• Problèmes à résoudre
a) Recopiez tout le passage du texte sur le traitement des alertes de harcèlement, depuis « 3. Faites preuve » jusqu'à « souvent plus lourd. ».
b) Poursuivez le texte sur le traitement des alertes de harcèlement à partir de l'endroit où il s'arrête.

Tout d’abord, il est important de rappeler que légalement, l’intervention est la même en cas de harcèlement moral ou sexuel. La loi n’organise pas précisément le processus d’alerte et d’enquête. L’employeur est toujours légitime pour intervenir lui-même, mais il peut également confier cette enquête à un prestataire externe.
Afin de concilier les impératifs d’écoute, de neutralité, d’impartialité et de discrétion, l’enquêteur devra adopter une "posture de médiateur" et non de gendarme.
1. Prendre toute alerte au sérieux.
La jurisprudence n’impose plus l’utilisation du terme "harcèlement" pour intervenir. Une intervention est donc nécessaire lorsque le salarié fait part de son mal-être. Au titre de son obligation de sécurité, l’employeur devra donc traiter toute alerte avec la plus grande diligence.
Nul besoin de séparer trop vite les personnes si elles n’en expriment pas ce souhait. Si on les sépare trop vite, même à titre conservatoire, il sera d’autant plus difficile de les faire retravailler ensemble par la suite, si les accusations ne sont pas fondées. La séparation immédiate n’est justifiée qu’en cas de danger grave et immédiat, ce qui est rarement le cas en pratique. Avant d’aller trop vite, il faut donc ouvrir une première étape d’écoute et d’orientation.
2. Écouter l’auteur de l’alerte.
La première chose à faire et d’accorder une écoute attentive et respectueuse à la personne qui rapporte l’alerte d’un ressenti de harcèlement. Permettez-lui de s’exprimer librement, sans jugement et assurez-lui que vous prenez ses préoccupations au sérieux. À ce stade, il est impératif de se focaliser sur son ressenti et pas nécessairement sur la qualification juridique du harcèlement. Rester neutre et ne qualifiez pas vous-même la situation de "harcèlement" de manière trop catégorique.
Avec la victime, il est important d’analyser les suites à donner et avec son accord de vérifier le format de l’intervention. Une enquête doit être adaptée et ajuster afin qu’elle ne produise pas plus de souffrance et de rancœur. Déterminer l’objectif et les attentes de la victime.
Une fois que l’enquête est lancée, impossible de l’arrêter ! Pour limiter le stress et l’effet de surprise, la victime doit donc connaitre à l’avance le format qui sera déployé.
3. Faites preuve de discrétion.
Pour des raisons juridiques l’intervention de l’employeur n’est pas toujours confidentielle. Une enquête implique des auditions et d’informer précisément les personnes impliquées. Si la confidentialité n’est pas toujours possible, il est impératif de respecter la plus grande discrétion et prudence. L’employeur doit être précautionneux et attentif afin de ne pas faire courir de rumeurs ou de jugements trop hâtifs. Vérifier avec la victime les informations qu’elle souhaite transmettre officiellement et qui permettront l’intervention.
Une confidentialité totale sur les faits et l’identité de la victime est possible, mais elle imposera un format d’enquête souvent plus lourd.

• Données enregistrées

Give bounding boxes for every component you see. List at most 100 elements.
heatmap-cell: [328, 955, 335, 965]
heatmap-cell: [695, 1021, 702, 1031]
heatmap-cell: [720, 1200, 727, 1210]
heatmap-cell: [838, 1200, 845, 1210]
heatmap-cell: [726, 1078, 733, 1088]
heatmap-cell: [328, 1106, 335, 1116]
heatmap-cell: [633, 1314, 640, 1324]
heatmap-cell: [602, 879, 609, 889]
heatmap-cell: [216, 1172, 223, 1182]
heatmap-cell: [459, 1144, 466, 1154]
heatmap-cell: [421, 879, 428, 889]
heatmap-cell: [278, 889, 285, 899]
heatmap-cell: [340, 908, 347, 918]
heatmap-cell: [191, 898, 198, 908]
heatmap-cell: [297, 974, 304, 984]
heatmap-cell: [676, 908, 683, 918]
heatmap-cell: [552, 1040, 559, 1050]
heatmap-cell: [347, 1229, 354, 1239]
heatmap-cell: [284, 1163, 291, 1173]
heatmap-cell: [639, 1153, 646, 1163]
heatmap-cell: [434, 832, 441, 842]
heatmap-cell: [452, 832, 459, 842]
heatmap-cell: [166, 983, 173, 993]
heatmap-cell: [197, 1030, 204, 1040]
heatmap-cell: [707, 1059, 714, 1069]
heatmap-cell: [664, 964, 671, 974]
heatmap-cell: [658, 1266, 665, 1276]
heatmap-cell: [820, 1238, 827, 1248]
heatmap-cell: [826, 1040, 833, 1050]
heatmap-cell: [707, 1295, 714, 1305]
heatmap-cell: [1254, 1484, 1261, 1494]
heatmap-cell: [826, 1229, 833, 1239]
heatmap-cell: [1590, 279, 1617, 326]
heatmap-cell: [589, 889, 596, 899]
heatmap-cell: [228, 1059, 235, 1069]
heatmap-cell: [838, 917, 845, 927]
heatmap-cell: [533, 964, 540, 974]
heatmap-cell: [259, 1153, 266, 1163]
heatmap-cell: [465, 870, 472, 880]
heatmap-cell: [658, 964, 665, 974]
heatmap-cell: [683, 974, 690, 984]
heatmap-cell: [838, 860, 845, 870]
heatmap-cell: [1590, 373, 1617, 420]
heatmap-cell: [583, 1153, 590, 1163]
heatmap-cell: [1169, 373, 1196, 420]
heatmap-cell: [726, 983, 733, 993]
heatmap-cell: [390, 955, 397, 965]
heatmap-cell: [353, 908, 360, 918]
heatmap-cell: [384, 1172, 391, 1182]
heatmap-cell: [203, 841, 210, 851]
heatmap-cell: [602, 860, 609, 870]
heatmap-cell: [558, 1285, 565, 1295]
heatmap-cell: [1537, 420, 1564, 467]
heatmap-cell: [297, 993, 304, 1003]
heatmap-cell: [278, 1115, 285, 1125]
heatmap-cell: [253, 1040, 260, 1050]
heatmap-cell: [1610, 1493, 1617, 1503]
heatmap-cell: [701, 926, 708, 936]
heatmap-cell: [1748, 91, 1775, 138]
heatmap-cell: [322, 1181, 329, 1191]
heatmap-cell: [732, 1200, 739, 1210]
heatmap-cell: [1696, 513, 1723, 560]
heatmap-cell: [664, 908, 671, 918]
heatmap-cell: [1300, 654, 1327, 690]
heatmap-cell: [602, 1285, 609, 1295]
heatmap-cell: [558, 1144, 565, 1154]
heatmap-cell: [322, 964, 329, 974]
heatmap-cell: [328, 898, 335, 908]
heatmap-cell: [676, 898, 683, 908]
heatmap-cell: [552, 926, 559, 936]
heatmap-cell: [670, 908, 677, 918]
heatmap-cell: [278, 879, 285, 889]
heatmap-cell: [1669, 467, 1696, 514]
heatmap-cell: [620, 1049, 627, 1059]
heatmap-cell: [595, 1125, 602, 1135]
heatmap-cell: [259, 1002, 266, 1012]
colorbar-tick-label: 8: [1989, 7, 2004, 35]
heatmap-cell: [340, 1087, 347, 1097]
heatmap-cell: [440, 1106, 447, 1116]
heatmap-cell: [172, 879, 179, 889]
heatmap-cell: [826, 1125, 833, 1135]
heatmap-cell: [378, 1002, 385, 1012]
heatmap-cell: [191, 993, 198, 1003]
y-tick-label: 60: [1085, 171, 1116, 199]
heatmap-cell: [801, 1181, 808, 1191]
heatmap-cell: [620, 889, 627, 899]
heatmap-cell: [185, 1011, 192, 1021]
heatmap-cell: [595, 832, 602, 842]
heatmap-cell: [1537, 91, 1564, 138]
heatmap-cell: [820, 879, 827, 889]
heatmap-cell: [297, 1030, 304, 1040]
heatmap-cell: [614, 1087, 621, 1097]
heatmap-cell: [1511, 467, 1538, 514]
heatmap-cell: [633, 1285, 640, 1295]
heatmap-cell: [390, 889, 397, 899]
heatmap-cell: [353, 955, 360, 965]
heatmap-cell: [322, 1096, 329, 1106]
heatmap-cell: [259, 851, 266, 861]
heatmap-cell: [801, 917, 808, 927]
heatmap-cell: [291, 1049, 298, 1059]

• Réponses finales
a)
3. Faites preuve de discrétion.
Pour des raisons juridiques l’intervention de l’employeur n’est pas toujours confidentielle. Une enquête implique des auditions et d’informer précisément les personnes impliquées. Si la confidentialité n’est pas toujours possible, il est impératif de respecter la plus grande discrétion et prudence. L’employeur doit être précautionneux et attentif afin de ne pas faire courir de rumeurs ou de jugements trop hâtifs. Vérifier avec la victime les informations qu’elle souhaite transmettre officiellement et qui permettront l’intervention.
Une confidentialité totale sur les faits et l’identité de la victime est possible, mais elle imposera un format d’enquête souvent plus lourd.

b)
4. Apporter du soutien.
Il est bien sûr nécessaire de montrer à la victime présumée tout son soutien.
La qualification des faits en "harcèlement" est inutile, dès lors que l’employeur doit accompagner tout salarié qui exprime sa souffrance ou son mal-être au travail. Le rôle du médecin du travail et du référent harcèlement est parfois précieuse. Les syndicats et les élus sont régulièrement les premiers accompagnants et leur soutien est essentiel.
Attention au piège, le soutien ne concerne pas seulement la victime présumée, mais également l’ensemble des personnes impliquées. Il est difficile de participer à une enquête au sein d’une équipe, voire d’être soi-même désigné comme "harceleur". Ne pas accuser trop vite, ni qualifier les faits trop rapidement de harcèlement. Dans un premier temps, les termes de mal-être au travail, de stress, de comportement inapproprié sont suffisants. Sauf si la victime utilise d’elle-même le mot harcèlement, il n’y a aucune utilité à le qualifier vous-même !
5. Informer les parties concernées et proposer une rencontre.
Si la victime présumée est à l’aise avec cela, il est nécessaire d’informer les personnes impliquées et celles qui auront la charge d’intervenir au sein de l’entreprise. L’alerte n’est pas toujours faite auprès du service RH ou de l’employeur. Pour qu’une intervention efficace puisse avoir lieu, seul l’employeur peut mettre en œuvre une enquête. L’alerte harcèlement doit être porté à la connaissance des responsables des ressources humaines ou des supérieurs hiérarchiques.
On oublie souvent l’outil le plus efficace : proposer une rencontre entre l’auteur de l’alerte et la personne désignée.
Une explication franche et directe, sous le contrôle de l’employeur, est souvent souhaitée par les parties, car elle permet de se dire les choses rapidement et de mettre fin aux agissements incriminés.
Sauf si bien sûr aucune personne n’en veut, la "rencontre" sécurisée, ne parlons surtout pas de "confrontation", sera souvent un moment efficace de vérité et de résolution, en présence de l’employeur et dans un format protecteur. Une proposition de médiation en amont est souvent efficace si les parties l’acceptent. En cas de refus, ce sera aussi un bon critère pour être sûr qu’une enquête officielle et plus approfondie est impérative !
6. Mener une enquête interne.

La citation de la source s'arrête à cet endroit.